__WRITTEN PROBLEM 1__: Write out the provided passage below from "Sometimes you're gone" to "by someone real.".

__PROVIDED PASSAGE__:
·····

Sometimes you're so far away for so long that I begin to wonder if the smile I think about every other moment really belongs to you, or if it's just another rosy imagining of mine. I start to get confused about what has really happened and what I wish had – the thoughts (memories?) of you blur, and I see you through a rainy windowpane, driving away into gray wetness (without me).
You become faint; like mist that's clearly there, all around in my mind, but so frustratingly intangible when I try to grasp you, to look at what you really are.
(my fingers close around a mere vapor feeling)
Sometimes you're gone for so long that I begin to wonder if I ever really met you; or if you were just someone I dreamed up to fall in love with. Little girls do that sometimes, don't they?
But then someone says your name ("What lovely clouds"), and the sharp leaping of my blood could only be caused by someone real.
But other times you're so close, sitting just across the table with a fork and knife in hand. And it's those times, when I can see your smile right in front of me (it is real!) that my blood leaps the sharpest, like a jagged rainbow trout sawing at my veins. I can't say anything in those moments – well, none of the things I want to. I can only bring myself to ask silly things like, "Would you like some green beans?" or "How was your day?" instead of the things I really want to say.

·····

__WRITTEN PROBLEM 2__: Rename "x-axis-month-label" to "horizontal-axis-month-label" in the listing below, from the line with "bottom-accent-bar bbox=[0, 1415, 2560, 1440]" to the line with "chart-titles: روند تورم". Give back only those lines, with everything else unchanged.

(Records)

·····

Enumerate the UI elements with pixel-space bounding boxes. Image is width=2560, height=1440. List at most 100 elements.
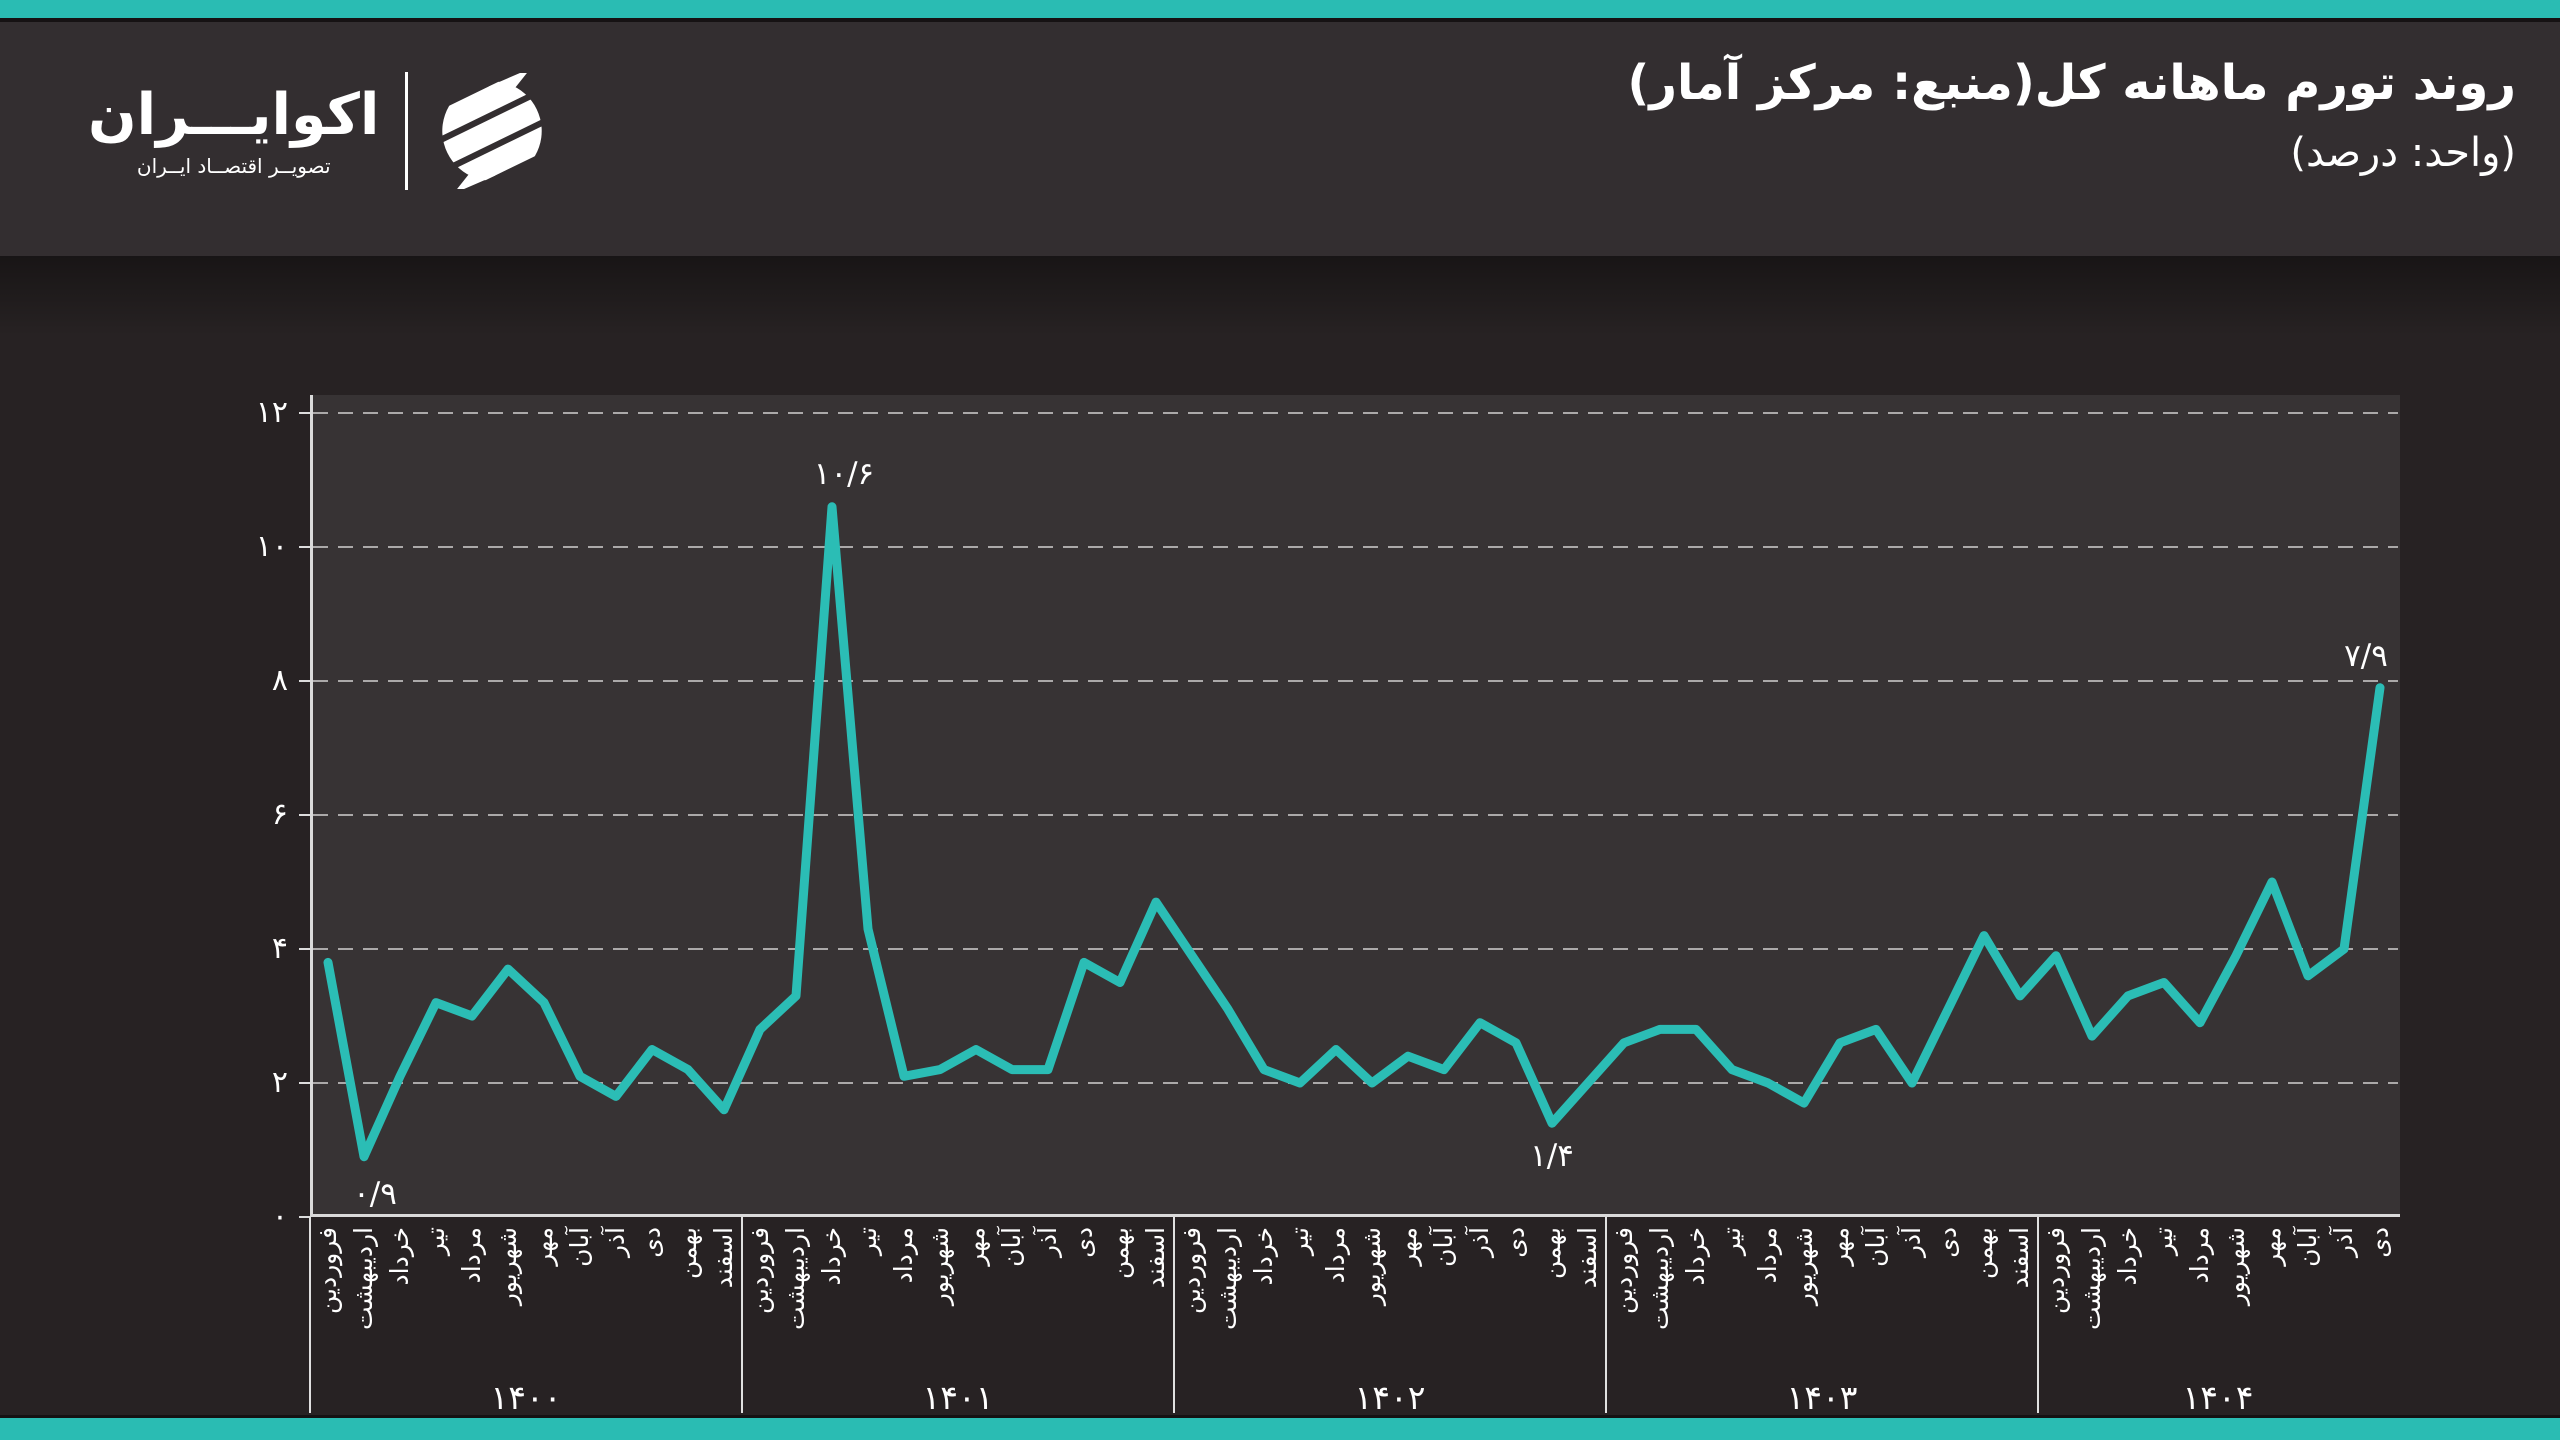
bottom-accent-bar bbox=[0, 1415, 2560, 1440]
x-axis-month-label: خرداد bbox=[1249, 1227, 1278, 1286]
x-axis-month-label: آذر bbox=[1465, 1227, 1494, 1258]
chart-titles: روند تورم ماهانه کل(منبع: مرکز آمار) (وا… bbox=[1627, 52, 2516, 176]
x-axis-month-label: آبان bbox=[997, 1227, 1026, 1267]
x-axis-month-label: آبان bbox=[1429, 1227, 1458, 1267]
plot-background bbox=[310, 395, 2400, 1217]
x-axis-month-label: اسفند bbox=[1141, 1227, 1170, 1289]
x-axis-month-label: دی bbox=[1501, 1227, 1530, 1258]
x-axis-month-label: دی bbox=[1069, 1227, 1098, 1258]
x-axis-month-label: خرداد bbox=[817, 1227, 846, 1286]
data-point-value-annotation: ۰/۹ bbox=[353, 1175, 397, 1212]
x-axis-month-label: فروردین bbox=[313, 1227, 342, 1315]
x-axis-month-label: خرداد bbox=[385, 1227, 414, 1286]
x-axis-month-label: شهریور bbox=[1789, 1227, 1818, 1306]
y-axis-tick bbox=[299, 1082, 310, 1084]
x-axis-month-label: آذر bbox=[2329, 1227, 2358, 1258]
y-axis-label: ۱۲ bbox=[255, 395, 288, 430]
year-separator-line bbox=[741, 1217, 743, 1413]
year-label: ۱۴۰۰ bbox=[490, 1378, 562, 1417]
x-axis-month-label: فروردین bbox=[2041, 1227, 2070, 1315]
year-label: ۱۴۰۳ bbox=[1786, 1378, 1858, 1417]
brand-logo-text: اکوایـــران تصویــر اقتصــاد ایــران bbox=[88, 81, 380, 179]
x-axis-month-label: مهر bbox=[2257, 1227, 2286, 1266]
x-axis-month-label: مهر bbox=[1393, 1227, 1422, 1266]
x-axis-month-label: مرداد bbox=[1753, 1227, 1782, 1284]
chart-title: روند تورم ماهانه کل(منبع: مرکز آمار) bbox=[1627, 55, 2516, 111]
y-axis-label: ۰ bbox=[271, 1199, 288, 1234]
x-axis-month-label: اسفند bbox=[2005, 1227, 2034, 1289]
x-axis-month-label: تیر bbox=[421, 1227, 450, 1256]
header: اکوایـــران تصویــر اقتصــاد ایــران رون bbox=[0, 22, 2560, 256]
x-axis-month-label: اسفند bbox=[709, 1227, 738, 1289]
x-axis-month-label: تیر bbox=[1285, 1227, 1314, 1256]
y-axis-tick bbox=[299, 546, 310, 548]
year-separator-line bbox=[309, 1217, 311, 1413]
x-axis-month-label: مهر bbox=[1825, 1227, 1854, 1266]
x-axis-month-label: اردیبهشت bbox=[2077, 1227, 2106, 1331]
x-axis-month-label: فروردین bbox=[1177, 1227, 1206, 1315]
x-axis-month-label: شهریور bbox=[2221, 1227, 2250, 1306]
x-axis-month-label: مهر bbox=[529, 1227, 558, 1266]
year-separator-line bbox=[2037, 1217, 2039, 1413]
x-axis-month-label: اردیبهشت bbox=[349, 1227, 378, 1331]
x-axis-month-label: تیر bbox=[1717, 1227, 1746, 1256]
year-separator-line bbox=[1605, 1217, 1607, 1413]
y-axis-tick bbox=[299, 1216, 310, 1218]
x-axis-month-label: بهمن bbox=[1105, 1227, 1134, 1279]
logo-divider bbox=[405, 72, 409, 190]
y-axis-label: ۸ bbox=[271, 663, 288, 698]
x-axis-month-label: آذر bbox=[1033, 1227, 1062, 1258]
y-axis-label: ۶ bbox=[271, 797, 288, 832]
x-axis-month-label: مرداد bbox=[457, 1227, 486, 1284]
x-axis-month-label: مرداد bbox=[1321, 1227, 1350, 1284]
y-axis-tick bbox=[299, 412, 310, 414]
x-axis-month-label: دی bbox=[637, 1227, 666, 1258]
inflation-series-line bbox=[323, 502, 2385, 1162]
y-axis-tick bbox=[299, 814, 310, 816]
x-axis-month-label: تیر bbox=[853, 1227, 882, 1256]
x-axis-month-label: خرداد bbox=[1681, 1227, 1710, 1286]
x-axis-month-label: دی bbox=[2365, 1227, 2394, 1258]
data-point-value-annotation: ۱/۴ bbox=[1530, 1138, 1574, 1175]
data-point-value-annotation: ۷/۹ bbox=[2344, 637, 2388, 674]
x-axis-month-label: بهمن bbox=[1537, 1227, 1566, 1279]
y-axis-label: ۴ bbox=[271, 931, 288, 966]
year-label: ۱۴۰۱ bbox=[922, 1378, 994, 1417]
x-axis-month-label: مرداد bbox=[889, 1227, 918, 1284]
x-axis-month-label: فروردین bbox=[745, 1227, 774, 1315]
line-chart-plot-area bbox=[310, 395, 2400, 1217]
year-label: ۱۴۰۲ bbox=[1354, 1378, 1426, 1417]
x-axis-month-label: مرداد bbox=[2185, 1227, 2214, 1284]
x-axis-month-label: آبان bbox=[565, 1227, 594, 1267]
y-axis-label: ۱۰ bbox=[255, 529, 288, 564]
x-axis-month-label: شهریور bbox=[1357, 1227, 1386, 1306]
brand-logo: اکوایـــران تصویــر اقتصــاد ایــران bbox=[88, 72, 551, 190]
y-axis-label: ۲ bbox=[271, 1065, 288, 1100]
x-axis-month-label: آبان bbox=[1861, 1227, 1890, 1267]
x-axis-month-label: اردیبهشت bbox=[1645, 1227, 1674, 1331]
x-axis-month-label: دی bbox=[1933, 1227, 1962, 1258]
x-axis-month-label: آبان bbox=[2293, 1227, 2322, 1267]
top-accent-bar bbox=[0, 0, 2560, 22]
x-axis-month-label: تیر bbox=[2149, 1227, 2178, 1256]
x-axis-month-label: اردیبهشت bbox=[1213, 1227, 1242, 1331]
ecoiran-globe-icon bbox=[434, 73, 551, 189]
year-separator-line bbox=[1173, 1217, 1175, 1413]
year-label: ۱۴۰۴ bbox=[2182, 1378, 2254, 1417]
x-axis-month-label: بهمن bbox=[1969, 1227, 1998, 1279]
x-axis-month-label: شهریور bbox=[925, 1227, 954, 1306]
x-axis-month-label: بهمن bbox=[673, 1227, 702, 1279]
x-axis-month-label: خرداد bbox=[2113, 1227, 2142, 1286]
brand-tagline: تصویــر اقتصــاد ایــران bbox=[136, 154, 331, 179]
x-axis-month-label: شهریور bbox=[493, 1227, 522, 1306]
data-point-value-annotation: ۱۰/۶ bbox=[813, 455, 875, 492]
chart-unit-subtitle: (واحد: درصد) bbox=[2290, 130, 2516, 177]
x-axis-month-label: اسفند bbox=[1573, 1227, 1602, 1289]
x-axis-month-label: مهر bbox=[961, 1227, 990, 1266]
x-axis-month-label: آذر bbox=[1897, 1227, 1926, 1258]
x-axis-month-label: فروردین bbox=[1609, 1227, 1638, 1315]
y-axis-tick bbox=[299, 948, 310, 950]
brand-name: اکوایـــران bbox=[88, 81, 380, 148]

·····

__OUTPUT 1__:
Sometimes you're gone for so long that I begin to wonder if I ever really met you; or if you were just someone I dreamed up to fall in love with. Little girls do that sometimes, don't they?
But then someone says your name ("What lovely clouds"), and the sharp leaping of my blood could only be caused by someone real.

__OUTPUT 2__:
bottom-accent-bar bbox=[0, 1415, 2560, 1440]
horizontal-axis-month-label: خرداد bbox=[1249, 1227, 1278, 1286]
horizontal-axis-month-label: آذر bbox=[1465, 1227, 1494, 1258]
chart-titles: روند تورم ماهانه کل(منبع: مرکز آمار) (وا… bbox=[1627, 52, 2516, 176]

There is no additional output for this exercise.